EXERCISE DETAILS
Print the entries verbatim, leaving out the images they contain.

RECORD EXTRACTS

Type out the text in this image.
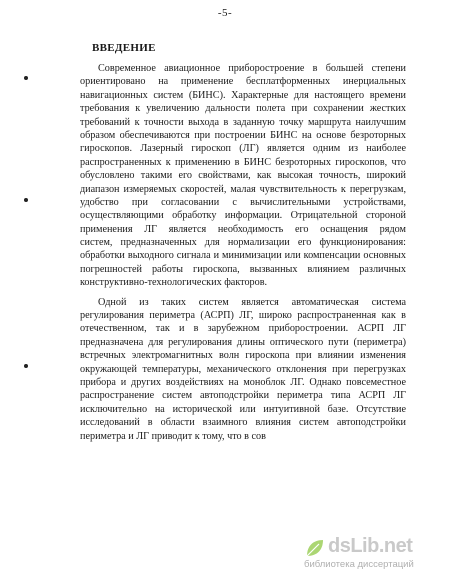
-5-
ВВЕДЕНИЕ
Современное авиационное приборостроение в большей степени
ориентировано на применение бесплатформенных инерциальных
навигационных систем (БИНС). Характерные для настоящего времени
требования к увеличению дальности полета при сохранении жестких
требований к точности выхода в заданную точку маршрута наилучшим
образом обеспечиваются при построении БИНС на основе безроторных
гироскопов. Лазерный гироскоп (ЛГ) является одним из наиболее
распространенных к применению в БИНС безроторных гироскопов, что
обусловлено такими его свойствами, как высокая точность, широкий
диапазон измеряемых скоростей, малая чувствительность к перегрузкам,
удобство при согласовании с вычислительными устройствами,
осуществляющими обработку информации. Отрицательной стороной
применения ЛГ является необходимость его оснащения рядом
систем, предназначенных для нормализации его функционирования:
обработки выходного сигнала и минимизации или компенсации основных
погрешностей работы гироскопа, вызванных влиянием различных
конструктивно-технологических факторов.
Одной из таких систем является автоматическая система
регулирования периметра (АСРП) ЛГ, широко распространенная как в
отечественном, так и в зарубежном приборостроении. АСРП ЛГ
предназначена для регулирования длины оптического пути (периметра)
встречных электромагнитных волн гироскопа при влиянии изменения
окружающей температуры, механического отклонения при перегрузках
прибора и других воздействиях на моноблок ЛГ. Однако повсеместное
распространение систем автоподстройки периметра типа АСРП ЛГ
исключительно на исторической или интуитивной базе. Отсутствие
исследований в области взаимного влияния систем автоподстройки
периметра и ЛГ приводит к тому, что в сов
dsLib.net
библиотека диссертаций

SOLVED EXERCISE
Type out the text in this image.
-5-
ВВЕДЕНИЕ
Современное авиационное приборостроение в большей степени
ориентировано на применение бесплатформенных инерциальных
навигационных систем (БИНС). Характерные для настоящего времени
требования к увеличению дальности полета при сохранении жестких
требований к точности выхода в заданную точку маршрута наилучшим
образом обеспечиваются при построении БИНС на основе безроторных
гироскопов. Лазерный гироскоп (ЛГ) является одним из наиболее
распространенных к применению в БИНС безроторных гироскопов, что
обусловлено такими его свойствами, как высокая точность, широкий
диапазон измеряемых скоростей, малая чувствительность к перегрузкам,
удобство при согласовании с вычислительными устройствами,
осуществляющими обработку информации. Отрицательной стороной
применения ЛГ является необходимость его оснащения рядом
систем, предназначенных для нормализации его функционирования:
обработки выходного сигнала и минимизации или компенсации основных
погрешностей работы гироскопа, вызванных влиянием различных
конструктивно-технологических факторов.
Одной из таких систем является автоматическая система
регулирования периметра (АСРП) ЛГ, широко распространенная как в
отечественном, так и в зарубежном приборостроении. АСРП ЛГ
предназначена для регулирования длины оптического пути (периметра)
встречных электромагнитных волн гироскопа при влиянии изменения
окружающей температуры, механического отклонения при перегрузках
прибора и других воздействиях на моноблок ЛГ. Однако повсеместное
распространение систем автоподстройки периметра типа АСРП ЛГ
исключительно на исторической или интуитивной базе. Отсутствие
исследований в области взаимного влияния систем автоподстройки
периметра и ЛГ приводит к тому, что в сов
dsLib.net
библиотека диссертаций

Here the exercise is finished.